*What is being asked:* Below are records to be output exactly, every one of them.

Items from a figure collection
.....

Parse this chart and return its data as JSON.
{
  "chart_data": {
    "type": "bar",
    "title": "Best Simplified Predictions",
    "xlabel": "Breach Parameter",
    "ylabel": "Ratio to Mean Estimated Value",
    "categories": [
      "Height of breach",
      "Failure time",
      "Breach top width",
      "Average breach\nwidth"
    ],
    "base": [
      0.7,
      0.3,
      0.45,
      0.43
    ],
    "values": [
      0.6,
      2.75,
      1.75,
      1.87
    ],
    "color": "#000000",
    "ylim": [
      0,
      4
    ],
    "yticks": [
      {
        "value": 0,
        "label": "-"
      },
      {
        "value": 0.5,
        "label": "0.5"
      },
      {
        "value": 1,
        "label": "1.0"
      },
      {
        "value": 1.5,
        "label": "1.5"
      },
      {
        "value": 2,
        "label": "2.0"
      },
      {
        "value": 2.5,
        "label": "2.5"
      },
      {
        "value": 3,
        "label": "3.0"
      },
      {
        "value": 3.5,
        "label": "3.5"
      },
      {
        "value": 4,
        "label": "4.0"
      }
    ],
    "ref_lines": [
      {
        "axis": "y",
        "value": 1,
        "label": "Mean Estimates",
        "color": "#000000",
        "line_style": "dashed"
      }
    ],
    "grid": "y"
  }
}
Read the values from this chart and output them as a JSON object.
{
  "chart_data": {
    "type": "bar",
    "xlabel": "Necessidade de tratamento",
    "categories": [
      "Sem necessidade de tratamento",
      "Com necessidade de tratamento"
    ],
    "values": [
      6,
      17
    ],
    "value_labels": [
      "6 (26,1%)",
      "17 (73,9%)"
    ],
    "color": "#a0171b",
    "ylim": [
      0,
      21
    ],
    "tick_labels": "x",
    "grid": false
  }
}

.....

*Task result:*
Parse this chart and return its data as JSON.
{
  "chart_data": {
    "type": "bar",
    "title": "Best Simplified Predictions",
    "xlabel": "Breach Parameter",
    "ylabel": "Ratio to Mean Estimated Value",
    "categories": [
      "Height of breach",
      "Failure time",
      "Breach top width",
      "Average breach\nwidth"
    ],
    "base": [
      0.7,
      0.3,
      0.45,
      0.43
    ],
    "values": [
      0.6,
      2.75,
      1.75,
      1.87
    ],
    "color": "#000000",
    "ylim": [
      0,
      4
    ],
    "yticks": [
      {
        "value": 0,
        "label": "-"
      },
      {
        "value": 0.5,
        "label": "0.5"
      },
      {
        "value": 1,
        "label": "1.0"
      },
      {
        "value": 1.5,
        "label": "1.5"
      },
      {
        "value": 2,
        "label": "2.0"
      },
      {
        "value": 2.5,
        "label": "2.5"
      },
      {
        "value": 3,
        "label": "3.0"
      },
      {
        "value": 3.5,
        "label": "3.5"
      },
      {
        "value": 4,
        "label": "4.0"
      }
    ],
    "ref_lines": [
      {
        "axis": "y",
        "value": 1,
        "label": "Mean Estimates",
        "color": "#000000",
        "line_style": "dashed"
      }
    ],
    "grid": "y"
  }
}
Read the values from this chart and output them as a JSON object.
{
  "chart_data": {
    "type": "bar",
    "xlabel": "Necessidade de tratamento",
    "categories": [
      "Sem necessidade de tratamento",
      "Com necessidade de tratamento"
    ],
    "values": [
      6,
      17
    ],
    "value_labels": [
      "6 (26,1%)",
      "17 (73,9%)"
    ],
    "color": "#a0171b",
    "ylim": [
      0,
      21
    ],
    "tick_labels": "x",
    "grid": false
  }
}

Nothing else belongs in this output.